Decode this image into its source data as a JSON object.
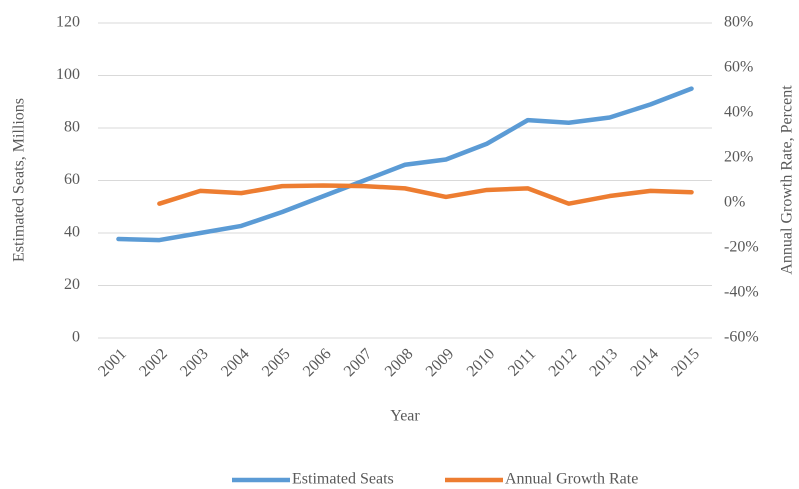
{
  "chart_data": {
    "type": "line",
    "x_label": "Year",
    "y_label": "Estimated Seats, Millions",
    "y2_label": "Annual Growth Rate, Percent",
    "categories": [
      "2001",
      "2002",
      "2003",
      "2004",
      "2005",
      "2006",
      "2007",
      "2008",
      "2009",
      "2010",
      "2011",
      "2012",
      "2013",
      "2014",
      "2015"
    ],
    "series": [
      {
        "name": "Estimated Seats",
        "color": "#5b9bd5",
        "values": [
          37.7,
          37.3,
          40,
          42.7,
          48,
          54,
          60,
          66,
          68,
          74,
          83,
          82,
          84,
          89,
          95
        ]
      },
      {
        "name": "Annual Growth Rate",
        "color": "#ed7d31",
        "axis": "y2",
        "values": [
          null,
          -0.3,
          5.4,
          4.4,
          7.5,
          7.8,
          7.5,
          6.5,
          2.7,
          5.8,
          6.5,
          -0.3,
          3.1,
          5.4,
          4.8
        ]
      }
    ],
    "ylim": [
      0,
      120
    ],
    "yticks": [
      0,
      20,
      40,
      60,
      80,
      100,
      120
    ],
    "y2lim": [
      -60,
      80
    ],
    "y2ticks": [
      {
        "value": -60,
        "label": "-60%"
      },
      {
        "value": -40,
        "label": "-40%"
      },
      {
        "value": -20,
        "label": "-20%"
      },
      {
        "value": 0,
        "label": "0%"
      },
      {
        "value": 20,
        "label": "20%"
      },
      {
        "value": 40,
        "label": "40%"
      },
      {
        "value": 60,
        "label": "60%"
      },
      {
        "value": 80,
        "label": "80%"
      }
    ],
    "grid": true,
    "legend": "bottom"
  }
}
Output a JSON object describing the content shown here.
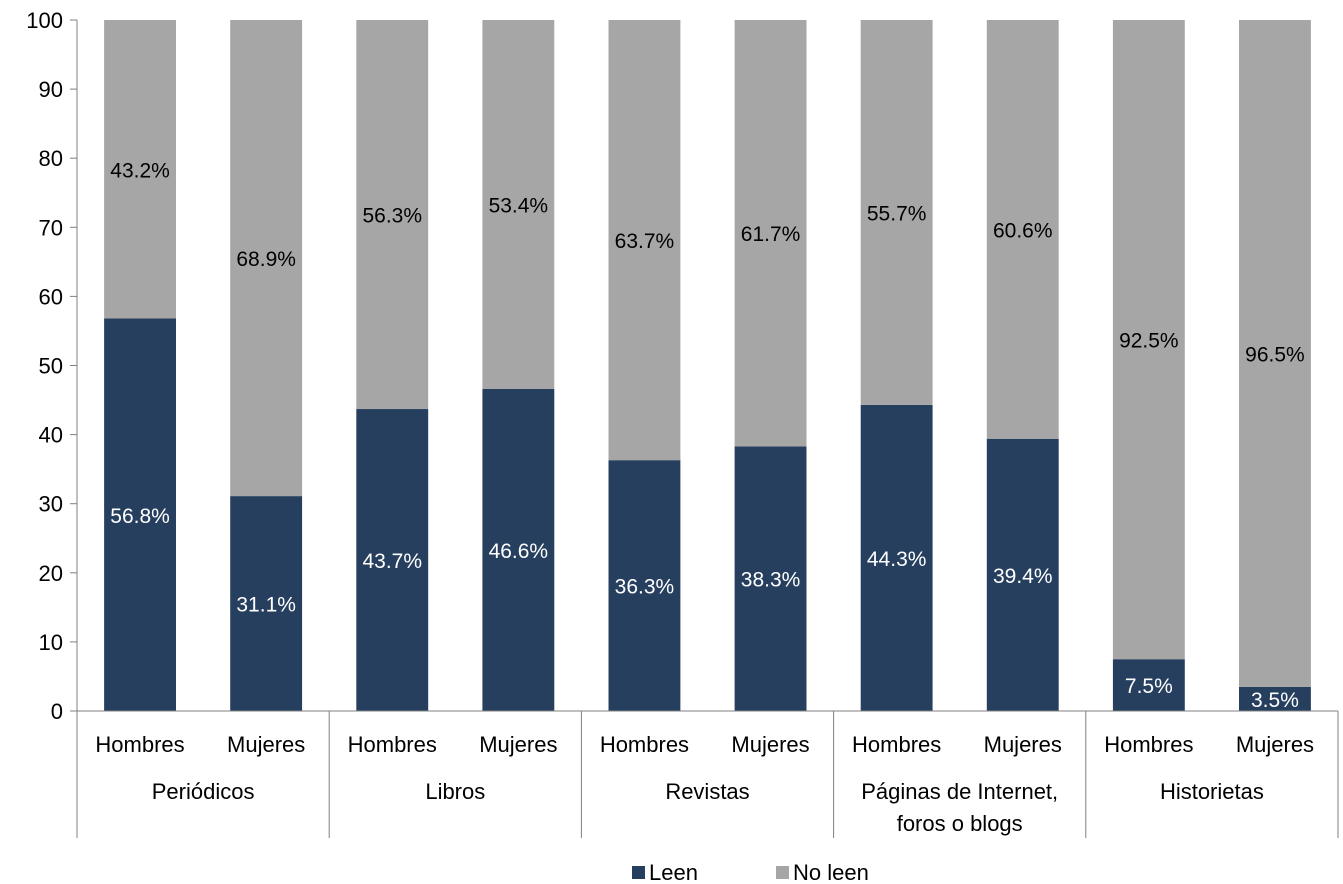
{
  "chart_data": {
    "type": "bar",
    "stacked": true,
    "title": "",
    "xlabel": "",
    "ylabel": "",
    "ylim": [
      0,
      100
    ],
    "yticks": [
      0,
      10,
      20,
      30,
      40,
      50,
      60,
      70,
      80,
      90,
      100
    ],
    "groups": [
      "Periódicos",
      "Libros",
      "Revistas",
      "Páginas de Internet, foros o blogs",
      "Historietas"
    ],
    "group_label_lines": [
      [
        "Periódicos"
      ],
      [
        "Libros"
      ],
      [
        "Revistas"
      ],
      [
        "Páginas de Internet,",
        "foros o blogs"
      ],
      [
        "Historietas"
      ]
    ],
    "subcategories": [
      "Hombres",
      "Mujeres"
    ],
    "series": [
      {
        "name": "Leen",
        "color": "#263f5e",
        "label_color": "#ffffff",
        "values": [
          56.8,
          31.1,
          43.7,
          46.6,
          36.3,
          38.3,
          44.3,
          39.4,
          7.5,
          3.5
        ],
        "labels": [
          "56.8%",
          "31.1%",
          "43.7%",
          "46.6%",
          "36.3%",
          "38.3%",
          "44.3%",
          "39.4%",
          "7.5%",
          "3.5%"
        ]
      },
      {
        "name": "No leen",
        "color": "#a6a6a6",
        "label_color": "#000000",
        "values": [
          43.2,
          68.9,
          56.3,
          53.4,
          63.7,
          61.7,
          55.7,
          60.6,
          92.5,
          96.5
        ],
        "labels": [
          "43.2%",
          "68.9%",
          "56.3%",
          "53.4%",
          "63.7%",
          "61.7%",
          "55.7%",
          "60.6%",
          "92.5%",
          "96.5%"
        ]
      }
    ],
    "legend_position": "bottom-center",
    "grid": false
  }
}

*PROBLEM REQUIREMENTS*: Return every line of the records exactly as given, pictures excluded.

*FULL OUTPUT*:
Decode this image into its source data as a JSON object.
{
  "chart_data": {
    "type": "line",
    "x_label": "Year",
    "y_label": "Estimated Seats, Millions",
    "y2_label": "Annual Growth Rate, Percent",
    "categories": [
      "2001",
      "2002",
      "2003",
      "2004",
      "2005",
      "2006",
      "2007",
      "2008",
      "2009",
      "2010",
      "2011",
      "2012",
      "2013",
      "2014",
      "2015"
    ],
    "series": [
      {
        "name": "Estimated Seats",
        "color": "#5b9bd5",
        "values": [
          37.7,
          37.3,
          40,
          42.7,
          48,
          54,
          60,
          66,
          68,
          74,
          83,
          82,
          84,
          89,
          95
        ]
      },
      {
        "name": "Annual Growth Rate",
        "color": "#ed7d31",
        "axis": "y2",
        "values": [
          null,
          -0.3,
          5.4,
          4.4,
          7.5,
          7.8,
          7.5,
          6.5,
          2.7,
          5.8,
          6.5,
          -0.3,
          3.1,
          5.4,
          4.8
        ]
      }
    ],
    "ylim": [
      0,
      120
    ],
    "yticks": [
      0,
      20,
      40,
      60,
      80,
      100,
      120
    ],
    "y2lim": [
      -60,
      80
    ],
    "y2ticks": [
      {
        "value": -60,
        "label": "-60%"
      },
      {
        "value": -40,
        "label": "-40%"
      },
      {
        "value": -20,
        "label": "-20%"
      },
      {
        "value": 0,
        "label": "0%"
      },
      {
        "value": 20,
        "label": "20%"
      },
      {
        "value": 40,
        "label": "40%"
      },
      {
        "value": 60,
        "label": "60%"
      },
      {
        "value": 80,
        "label": "80%"
      }
    ],
    "grid": true,
    "legend": "bottom"
  }
}
Output a JSON object describing the content shown here.
{
  "chart_data": {
    "type": "bar",
    "stacked": true,
    "title": "",
    "xlabel": "",
    "ylabel": "",
    "ylim": [
      0,
      100
    ],
    "yticks": [
      0,
      10,
      20,
      30,
      40,
      50,
      60,
      70,
      80,
      90,
      100
    ],
    "groups": [
      "Periódicos",
      "Libros",
      "Revistas",
      "Páginas de Internet, foros o blogs",
      "Historietas"
    ],
    "group_label_lines": [
      [
        "Periódicos"
      ],
      [
        "Libros"
      ],
      [
        "Revistas"
      ],
      [
        "Páginas de Internet,",
        "foros o blogs"
      ],
      [
        "Historietas"
      ]
    ],
    "subcategories": [
      "Hombres",
      "Mujeres"
    ],
    "series": [
      {
        "name": "Leen",
        "color": "#263f5e",
        "label_color": "#ffffff",
        "values": [
          56.8,
          31.1,
          43.7,
          46.6,
          36.3,
          38.3,
          44.3,
          39.4,
          7.5,
          3.5
        ],
        "labels": [
          "56.8%",
          "31.1%",
          "43.7%",
          "46.6%",
          "36.3%",
          "38.3%",
          "44.3%",
          "39.4%",
          "7.5%",
          "3.5%"
        ]
      },
      {
        "name": "No leen",
        "color": "#a6a6a6",
        "label_color": "#000000",
        "values": [
          43.2,
          68.9,
          56.3,
          53.4,
          63.7,
          61.7,
          55.7,
          60.6,
          92.5,
          96.5
        ],
        "labels": [
          "43.2%",
          "68.9%",
          "56.3%",
          "53.4%",
          "63.7%",
          "61.7%",
          "55.7%",
          "60.6%",
          "92.5%",
          "96.5%"
        ]
      }
    ],
    "legend_position": "bottom-center",
    "grid": false
  }
}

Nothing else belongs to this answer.